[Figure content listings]
——————————

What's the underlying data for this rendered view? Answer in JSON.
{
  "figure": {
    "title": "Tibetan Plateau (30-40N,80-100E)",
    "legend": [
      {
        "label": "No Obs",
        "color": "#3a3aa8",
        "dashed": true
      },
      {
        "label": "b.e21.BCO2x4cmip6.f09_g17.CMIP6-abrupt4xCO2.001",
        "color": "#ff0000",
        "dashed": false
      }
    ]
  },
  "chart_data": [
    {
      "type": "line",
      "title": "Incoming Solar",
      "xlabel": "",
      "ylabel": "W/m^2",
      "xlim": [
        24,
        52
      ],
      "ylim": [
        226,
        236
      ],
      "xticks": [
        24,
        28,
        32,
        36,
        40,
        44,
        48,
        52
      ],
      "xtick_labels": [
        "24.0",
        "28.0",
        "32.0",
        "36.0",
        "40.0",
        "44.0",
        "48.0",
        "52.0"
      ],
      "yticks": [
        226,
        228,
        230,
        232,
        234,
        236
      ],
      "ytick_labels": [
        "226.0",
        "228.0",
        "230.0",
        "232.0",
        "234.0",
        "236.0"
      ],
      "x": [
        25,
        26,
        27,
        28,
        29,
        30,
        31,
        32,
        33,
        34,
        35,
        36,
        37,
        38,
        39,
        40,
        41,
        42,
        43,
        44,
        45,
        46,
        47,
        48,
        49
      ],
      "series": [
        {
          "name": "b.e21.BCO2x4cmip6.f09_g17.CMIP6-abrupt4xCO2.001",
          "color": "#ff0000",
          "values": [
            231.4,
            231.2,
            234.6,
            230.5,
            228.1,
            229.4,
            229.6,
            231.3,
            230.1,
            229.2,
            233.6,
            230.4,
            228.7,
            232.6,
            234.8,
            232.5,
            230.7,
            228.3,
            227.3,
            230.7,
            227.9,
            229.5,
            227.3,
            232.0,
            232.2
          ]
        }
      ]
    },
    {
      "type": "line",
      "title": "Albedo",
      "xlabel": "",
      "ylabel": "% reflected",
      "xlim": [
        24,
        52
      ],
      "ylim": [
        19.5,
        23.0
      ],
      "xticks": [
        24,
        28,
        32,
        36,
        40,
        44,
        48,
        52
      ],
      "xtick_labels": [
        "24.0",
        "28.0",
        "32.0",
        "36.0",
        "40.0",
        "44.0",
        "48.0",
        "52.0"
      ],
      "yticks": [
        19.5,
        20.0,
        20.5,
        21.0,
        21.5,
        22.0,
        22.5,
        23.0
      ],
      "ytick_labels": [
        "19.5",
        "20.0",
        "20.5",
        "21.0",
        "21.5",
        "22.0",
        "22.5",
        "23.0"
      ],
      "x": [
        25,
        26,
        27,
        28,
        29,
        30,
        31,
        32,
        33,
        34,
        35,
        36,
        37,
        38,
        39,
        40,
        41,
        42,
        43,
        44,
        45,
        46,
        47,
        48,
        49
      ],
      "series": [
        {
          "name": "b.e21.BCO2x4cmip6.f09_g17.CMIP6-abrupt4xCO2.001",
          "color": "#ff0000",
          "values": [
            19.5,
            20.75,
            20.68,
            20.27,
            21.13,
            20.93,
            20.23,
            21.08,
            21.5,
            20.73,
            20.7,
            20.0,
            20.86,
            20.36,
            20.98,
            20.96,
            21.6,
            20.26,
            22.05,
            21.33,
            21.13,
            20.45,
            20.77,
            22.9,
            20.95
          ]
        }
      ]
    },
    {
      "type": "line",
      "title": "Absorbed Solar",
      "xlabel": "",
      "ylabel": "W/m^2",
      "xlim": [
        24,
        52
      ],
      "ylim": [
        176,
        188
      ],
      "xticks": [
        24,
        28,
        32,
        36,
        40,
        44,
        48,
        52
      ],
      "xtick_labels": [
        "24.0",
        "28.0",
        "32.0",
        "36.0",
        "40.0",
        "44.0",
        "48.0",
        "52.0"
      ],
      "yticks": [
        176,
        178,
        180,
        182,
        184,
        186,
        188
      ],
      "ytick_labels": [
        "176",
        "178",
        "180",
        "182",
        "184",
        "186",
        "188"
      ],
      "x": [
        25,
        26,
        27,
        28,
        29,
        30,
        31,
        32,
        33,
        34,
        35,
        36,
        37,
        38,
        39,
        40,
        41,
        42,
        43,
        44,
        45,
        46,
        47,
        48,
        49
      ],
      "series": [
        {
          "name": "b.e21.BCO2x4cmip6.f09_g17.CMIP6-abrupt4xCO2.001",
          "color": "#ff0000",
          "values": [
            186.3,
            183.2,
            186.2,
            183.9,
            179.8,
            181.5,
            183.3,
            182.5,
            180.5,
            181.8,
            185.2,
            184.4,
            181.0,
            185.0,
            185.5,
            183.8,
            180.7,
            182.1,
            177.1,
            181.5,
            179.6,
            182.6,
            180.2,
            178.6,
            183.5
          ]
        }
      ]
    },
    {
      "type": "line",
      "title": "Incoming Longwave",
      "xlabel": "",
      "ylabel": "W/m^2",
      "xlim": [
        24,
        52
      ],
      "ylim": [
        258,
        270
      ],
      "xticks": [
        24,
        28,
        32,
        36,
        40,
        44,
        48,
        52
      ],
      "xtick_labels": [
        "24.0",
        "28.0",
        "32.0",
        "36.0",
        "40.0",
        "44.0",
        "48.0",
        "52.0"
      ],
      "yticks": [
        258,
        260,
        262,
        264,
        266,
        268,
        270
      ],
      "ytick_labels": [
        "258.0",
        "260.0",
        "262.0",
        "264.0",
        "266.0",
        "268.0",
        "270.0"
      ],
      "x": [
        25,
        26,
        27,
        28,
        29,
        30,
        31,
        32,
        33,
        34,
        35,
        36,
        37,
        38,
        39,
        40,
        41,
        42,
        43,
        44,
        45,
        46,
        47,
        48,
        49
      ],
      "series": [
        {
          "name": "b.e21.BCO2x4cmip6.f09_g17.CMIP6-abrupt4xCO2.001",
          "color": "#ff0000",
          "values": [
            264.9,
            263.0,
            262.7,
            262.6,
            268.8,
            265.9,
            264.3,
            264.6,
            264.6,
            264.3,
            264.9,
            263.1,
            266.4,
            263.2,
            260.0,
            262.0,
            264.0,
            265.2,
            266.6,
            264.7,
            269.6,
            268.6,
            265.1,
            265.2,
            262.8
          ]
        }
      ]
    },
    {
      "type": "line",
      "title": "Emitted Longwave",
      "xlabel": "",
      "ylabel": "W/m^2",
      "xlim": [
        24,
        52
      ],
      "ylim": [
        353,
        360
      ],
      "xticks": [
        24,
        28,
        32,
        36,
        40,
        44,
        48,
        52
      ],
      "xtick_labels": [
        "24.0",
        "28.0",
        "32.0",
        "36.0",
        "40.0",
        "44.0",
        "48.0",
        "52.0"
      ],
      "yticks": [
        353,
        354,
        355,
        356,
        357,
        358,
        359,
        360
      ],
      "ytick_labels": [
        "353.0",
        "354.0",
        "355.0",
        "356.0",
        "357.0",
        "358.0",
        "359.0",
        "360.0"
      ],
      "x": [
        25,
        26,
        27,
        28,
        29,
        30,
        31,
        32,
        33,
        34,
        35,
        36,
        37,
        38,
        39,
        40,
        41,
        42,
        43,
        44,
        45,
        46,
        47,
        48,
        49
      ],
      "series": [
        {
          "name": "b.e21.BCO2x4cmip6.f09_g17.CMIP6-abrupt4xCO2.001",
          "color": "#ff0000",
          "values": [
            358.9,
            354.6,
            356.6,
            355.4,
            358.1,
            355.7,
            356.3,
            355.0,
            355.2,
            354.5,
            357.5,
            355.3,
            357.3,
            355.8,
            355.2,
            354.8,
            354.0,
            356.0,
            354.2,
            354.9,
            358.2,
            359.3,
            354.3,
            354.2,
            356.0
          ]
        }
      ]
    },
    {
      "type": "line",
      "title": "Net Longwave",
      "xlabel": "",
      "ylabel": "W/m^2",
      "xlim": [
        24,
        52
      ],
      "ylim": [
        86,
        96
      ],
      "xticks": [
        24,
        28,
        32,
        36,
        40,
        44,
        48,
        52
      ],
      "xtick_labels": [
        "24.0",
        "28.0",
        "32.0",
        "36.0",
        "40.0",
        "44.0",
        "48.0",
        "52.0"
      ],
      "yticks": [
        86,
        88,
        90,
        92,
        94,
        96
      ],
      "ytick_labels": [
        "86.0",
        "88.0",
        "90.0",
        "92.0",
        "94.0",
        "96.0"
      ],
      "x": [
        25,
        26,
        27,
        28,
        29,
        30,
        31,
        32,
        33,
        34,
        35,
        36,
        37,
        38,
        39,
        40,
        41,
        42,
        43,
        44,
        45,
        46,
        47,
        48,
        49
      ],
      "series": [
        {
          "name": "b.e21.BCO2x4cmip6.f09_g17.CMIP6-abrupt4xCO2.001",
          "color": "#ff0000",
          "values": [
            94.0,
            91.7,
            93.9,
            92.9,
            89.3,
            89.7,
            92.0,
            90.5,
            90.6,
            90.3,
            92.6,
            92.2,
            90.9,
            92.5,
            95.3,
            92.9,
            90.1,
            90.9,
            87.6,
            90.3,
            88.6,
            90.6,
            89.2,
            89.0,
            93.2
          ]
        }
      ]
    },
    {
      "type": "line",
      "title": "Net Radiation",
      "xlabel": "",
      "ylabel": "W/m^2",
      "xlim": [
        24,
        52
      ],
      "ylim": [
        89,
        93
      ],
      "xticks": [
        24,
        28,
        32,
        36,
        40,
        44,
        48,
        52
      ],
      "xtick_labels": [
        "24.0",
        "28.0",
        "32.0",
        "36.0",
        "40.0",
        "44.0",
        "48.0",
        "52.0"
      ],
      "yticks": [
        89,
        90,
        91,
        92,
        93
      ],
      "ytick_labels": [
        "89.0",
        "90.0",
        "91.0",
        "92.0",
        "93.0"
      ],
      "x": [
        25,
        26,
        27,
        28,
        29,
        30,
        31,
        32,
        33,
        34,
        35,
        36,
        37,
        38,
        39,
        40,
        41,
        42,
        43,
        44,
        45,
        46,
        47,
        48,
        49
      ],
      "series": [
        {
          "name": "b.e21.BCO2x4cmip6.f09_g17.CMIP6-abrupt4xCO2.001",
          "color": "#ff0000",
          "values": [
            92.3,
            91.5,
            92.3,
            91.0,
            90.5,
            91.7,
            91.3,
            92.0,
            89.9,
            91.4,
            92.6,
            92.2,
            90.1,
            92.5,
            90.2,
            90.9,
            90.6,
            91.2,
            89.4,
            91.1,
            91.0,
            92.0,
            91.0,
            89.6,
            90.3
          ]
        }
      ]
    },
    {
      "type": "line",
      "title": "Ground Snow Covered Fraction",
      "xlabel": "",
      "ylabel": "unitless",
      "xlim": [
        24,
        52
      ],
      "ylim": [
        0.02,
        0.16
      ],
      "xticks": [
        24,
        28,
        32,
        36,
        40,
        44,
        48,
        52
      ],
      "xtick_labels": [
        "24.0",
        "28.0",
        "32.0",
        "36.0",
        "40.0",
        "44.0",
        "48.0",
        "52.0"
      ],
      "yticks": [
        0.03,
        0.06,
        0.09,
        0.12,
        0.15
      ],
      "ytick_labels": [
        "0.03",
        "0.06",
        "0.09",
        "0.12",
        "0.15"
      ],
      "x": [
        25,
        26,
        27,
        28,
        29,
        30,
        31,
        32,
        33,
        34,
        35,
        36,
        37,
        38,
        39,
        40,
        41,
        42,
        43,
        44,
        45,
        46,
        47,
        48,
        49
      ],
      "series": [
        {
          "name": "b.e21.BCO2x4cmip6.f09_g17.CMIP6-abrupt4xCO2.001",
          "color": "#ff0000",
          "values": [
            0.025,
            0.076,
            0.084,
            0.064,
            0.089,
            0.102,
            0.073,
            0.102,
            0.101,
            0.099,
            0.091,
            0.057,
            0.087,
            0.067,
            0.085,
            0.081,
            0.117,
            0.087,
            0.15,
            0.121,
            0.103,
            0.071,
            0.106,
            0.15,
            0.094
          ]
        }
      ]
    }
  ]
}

——————————

▶ **EXERCISE BRIEF**
Reproduce each line of the entries in which the word "Incoming" is found.

▶ **REPLY**
      "title": "Incoming Solar",
      "title": "Incoming Longwave",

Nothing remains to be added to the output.